─── Extracted data ───

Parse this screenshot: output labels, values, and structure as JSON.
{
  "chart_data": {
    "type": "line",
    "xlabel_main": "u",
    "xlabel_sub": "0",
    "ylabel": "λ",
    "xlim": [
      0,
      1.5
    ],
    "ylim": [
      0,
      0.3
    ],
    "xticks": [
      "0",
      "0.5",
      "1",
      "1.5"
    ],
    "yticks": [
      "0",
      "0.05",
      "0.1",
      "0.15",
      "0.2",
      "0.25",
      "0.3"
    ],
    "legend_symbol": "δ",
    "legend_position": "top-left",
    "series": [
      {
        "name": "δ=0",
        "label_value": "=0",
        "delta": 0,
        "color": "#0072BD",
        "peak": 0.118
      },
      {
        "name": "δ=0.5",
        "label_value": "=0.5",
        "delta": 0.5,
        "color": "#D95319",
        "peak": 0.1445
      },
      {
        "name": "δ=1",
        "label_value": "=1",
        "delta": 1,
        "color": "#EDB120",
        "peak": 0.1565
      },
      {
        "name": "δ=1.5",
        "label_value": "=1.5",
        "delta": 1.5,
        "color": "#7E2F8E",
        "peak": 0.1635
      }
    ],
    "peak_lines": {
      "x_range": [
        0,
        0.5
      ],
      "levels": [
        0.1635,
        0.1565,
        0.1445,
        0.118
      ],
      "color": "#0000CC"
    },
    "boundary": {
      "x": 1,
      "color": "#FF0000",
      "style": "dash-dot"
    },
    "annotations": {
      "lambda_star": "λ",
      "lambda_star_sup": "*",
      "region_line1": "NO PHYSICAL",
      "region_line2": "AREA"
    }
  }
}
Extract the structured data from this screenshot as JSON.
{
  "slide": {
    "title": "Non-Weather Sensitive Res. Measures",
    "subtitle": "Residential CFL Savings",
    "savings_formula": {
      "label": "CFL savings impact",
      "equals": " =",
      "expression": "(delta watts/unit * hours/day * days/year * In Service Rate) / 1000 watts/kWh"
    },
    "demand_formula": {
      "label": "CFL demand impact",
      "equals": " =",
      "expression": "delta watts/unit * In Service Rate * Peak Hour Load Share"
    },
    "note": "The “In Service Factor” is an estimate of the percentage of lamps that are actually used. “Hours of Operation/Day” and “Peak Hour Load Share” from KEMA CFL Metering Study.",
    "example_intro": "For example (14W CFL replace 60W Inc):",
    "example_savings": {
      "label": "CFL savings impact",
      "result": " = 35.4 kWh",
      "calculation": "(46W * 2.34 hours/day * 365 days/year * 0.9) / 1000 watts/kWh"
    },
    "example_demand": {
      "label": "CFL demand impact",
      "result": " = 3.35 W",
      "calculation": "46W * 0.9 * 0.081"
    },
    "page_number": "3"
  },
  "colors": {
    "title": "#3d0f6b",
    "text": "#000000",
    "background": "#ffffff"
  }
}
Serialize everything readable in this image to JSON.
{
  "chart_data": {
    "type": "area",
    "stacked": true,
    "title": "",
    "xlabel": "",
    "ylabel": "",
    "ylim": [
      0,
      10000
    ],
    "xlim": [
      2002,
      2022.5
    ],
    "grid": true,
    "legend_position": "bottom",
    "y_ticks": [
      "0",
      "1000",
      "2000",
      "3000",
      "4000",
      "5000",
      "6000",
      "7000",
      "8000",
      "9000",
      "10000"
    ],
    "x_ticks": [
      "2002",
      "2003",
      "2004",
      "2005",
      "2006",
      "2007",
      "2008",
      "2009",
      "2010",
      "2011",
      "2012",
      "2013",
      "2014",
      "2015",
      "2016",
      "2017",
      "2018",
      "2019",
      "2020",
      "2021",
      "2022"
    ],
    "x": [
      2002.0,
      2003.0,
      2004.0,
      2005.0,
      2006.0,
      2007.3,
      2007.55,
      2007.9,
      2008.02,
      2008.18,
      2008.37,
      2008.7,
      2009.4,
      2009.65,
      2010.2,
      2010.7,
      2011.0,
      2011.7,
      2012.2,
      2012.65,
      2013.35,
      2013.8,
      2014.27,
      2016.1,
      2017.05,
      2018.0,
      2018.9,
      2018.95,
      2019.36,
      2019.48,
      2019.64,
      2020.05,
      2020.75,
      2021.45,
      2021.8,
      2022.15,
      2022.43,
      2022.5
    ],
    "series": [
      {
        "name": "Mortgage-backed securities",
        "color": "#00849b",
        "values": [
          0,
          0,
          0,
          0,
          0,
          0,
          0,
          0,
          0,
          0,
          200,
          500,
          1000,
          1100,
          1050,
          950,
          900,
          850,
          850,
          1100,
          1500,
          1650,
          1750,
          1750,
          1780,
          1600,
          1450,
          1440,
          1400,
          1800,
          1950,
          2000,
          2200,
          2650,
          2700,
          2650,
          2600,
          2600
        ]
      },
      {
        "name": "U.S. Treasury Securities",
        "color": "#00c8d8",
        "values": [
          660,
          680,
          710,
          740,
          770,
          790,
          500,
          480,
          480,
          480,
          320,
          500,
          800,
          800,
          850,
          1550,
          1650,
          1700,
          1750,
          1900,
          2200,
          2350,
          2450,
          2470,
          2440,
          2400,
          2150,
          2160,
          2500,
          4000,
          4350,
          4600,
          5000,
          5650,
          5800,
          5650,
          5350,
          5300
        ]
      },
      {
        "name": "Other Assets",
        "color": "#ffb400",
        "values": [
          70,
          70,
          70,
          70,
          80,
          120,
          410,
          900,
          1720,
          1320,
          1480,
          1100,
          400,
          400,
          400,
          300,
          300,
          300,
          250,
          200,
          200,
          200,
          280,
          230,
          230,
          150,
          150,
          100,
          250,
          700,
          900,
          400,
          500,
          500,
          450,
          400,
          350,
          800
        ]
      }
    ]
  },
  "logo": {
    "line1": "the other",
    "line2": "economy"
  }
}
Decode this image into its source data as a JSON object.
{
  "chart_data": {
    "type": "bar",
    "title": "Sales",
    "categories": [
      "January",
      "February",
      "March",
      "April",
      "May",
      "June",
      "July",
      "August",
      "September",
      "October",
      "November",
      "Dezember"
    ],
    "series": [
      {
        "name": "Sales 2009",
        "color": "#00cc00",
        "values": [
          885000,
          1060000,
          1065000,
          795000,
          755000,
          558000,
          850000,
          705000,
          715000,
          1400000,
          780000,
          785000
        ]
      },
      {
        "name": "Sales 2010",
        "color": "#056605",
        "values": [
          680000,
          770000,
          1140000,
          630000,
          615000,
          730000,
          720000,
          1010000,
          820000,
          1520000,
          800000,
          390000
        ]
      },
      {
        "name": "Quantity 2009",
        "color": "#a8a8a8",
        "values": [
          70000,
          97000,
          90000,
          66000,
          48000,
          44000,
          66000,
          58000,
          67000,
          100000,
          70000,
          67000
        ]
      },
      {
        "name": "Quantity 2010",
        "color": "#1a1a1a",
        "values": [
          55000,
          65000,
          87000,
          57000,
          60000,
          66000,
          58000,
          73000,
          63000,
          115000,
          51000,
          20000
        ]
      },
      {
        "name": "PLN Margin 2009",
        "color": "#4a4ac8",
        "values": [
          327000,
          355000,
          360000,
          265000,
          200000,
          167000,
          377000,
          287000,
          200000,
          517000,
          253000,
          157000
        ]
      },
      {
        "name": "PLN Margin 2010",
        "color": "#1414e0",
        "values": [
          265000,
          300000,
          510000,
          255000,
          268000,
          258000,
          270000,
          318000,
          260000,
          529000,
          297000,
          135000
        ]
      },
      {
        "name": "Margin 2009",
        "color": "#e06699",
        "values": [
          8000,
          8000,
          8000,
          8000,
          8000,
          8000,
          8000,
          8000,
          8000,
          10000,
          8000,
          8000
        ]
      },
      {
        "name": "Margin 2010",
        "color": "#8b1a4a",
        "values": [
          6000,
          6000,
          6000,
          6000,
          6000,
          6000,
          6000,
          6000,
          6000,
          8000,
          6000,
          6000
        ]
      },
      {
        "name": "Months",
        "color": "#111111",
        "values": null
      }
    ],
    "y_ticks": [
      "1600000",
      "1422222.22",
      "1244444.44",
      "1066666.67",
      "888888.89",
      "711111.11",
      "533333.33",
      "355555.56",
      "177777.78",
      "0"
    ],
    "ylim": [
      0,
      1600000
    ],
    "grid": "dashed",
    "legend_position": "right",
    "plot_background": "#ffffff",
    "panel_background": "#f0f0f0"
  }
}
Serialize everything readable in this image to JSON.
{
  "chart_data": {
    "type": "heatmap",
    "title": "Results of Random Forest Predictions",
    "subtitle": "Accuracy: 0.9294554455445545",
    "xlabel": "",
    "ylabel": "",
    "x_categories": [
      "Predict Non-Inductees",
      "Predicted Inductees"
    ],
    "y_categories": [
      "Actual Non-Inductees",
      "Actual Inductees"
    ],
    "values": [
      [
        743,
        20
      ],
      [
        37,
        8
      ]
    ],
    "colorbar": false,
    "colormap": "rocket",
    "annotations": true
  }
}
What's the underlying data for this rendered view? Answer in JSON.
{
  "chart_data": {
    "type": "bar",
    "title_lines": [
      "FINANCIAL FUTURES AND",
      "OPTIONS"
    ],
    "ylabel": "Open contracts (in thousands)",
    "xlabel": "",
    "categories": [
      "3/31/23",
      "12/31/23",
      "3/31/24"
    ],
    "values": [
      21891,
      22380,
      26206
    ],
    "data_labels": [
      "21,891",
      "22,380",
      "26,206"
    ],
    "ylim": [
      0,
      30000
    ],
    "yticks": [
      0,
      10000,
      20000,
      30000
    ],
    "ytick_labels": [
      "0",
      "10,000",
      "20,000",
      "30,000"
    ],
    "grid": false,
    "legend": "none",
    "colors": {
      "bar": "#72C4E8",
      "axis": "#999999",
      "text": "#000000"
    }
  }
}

───

- Set exercise
Filter the entries and copy out every line with the word "from".

- Output of the exercise
Extract the structured data from this screenshot as JSON.
    "note": "The “In Service Factor” is an estimate of the percentage of lamps that are actually used. “Hours of Operation/Day” and “Peak Hour Load Share” from KEMA CFL Metering Study.",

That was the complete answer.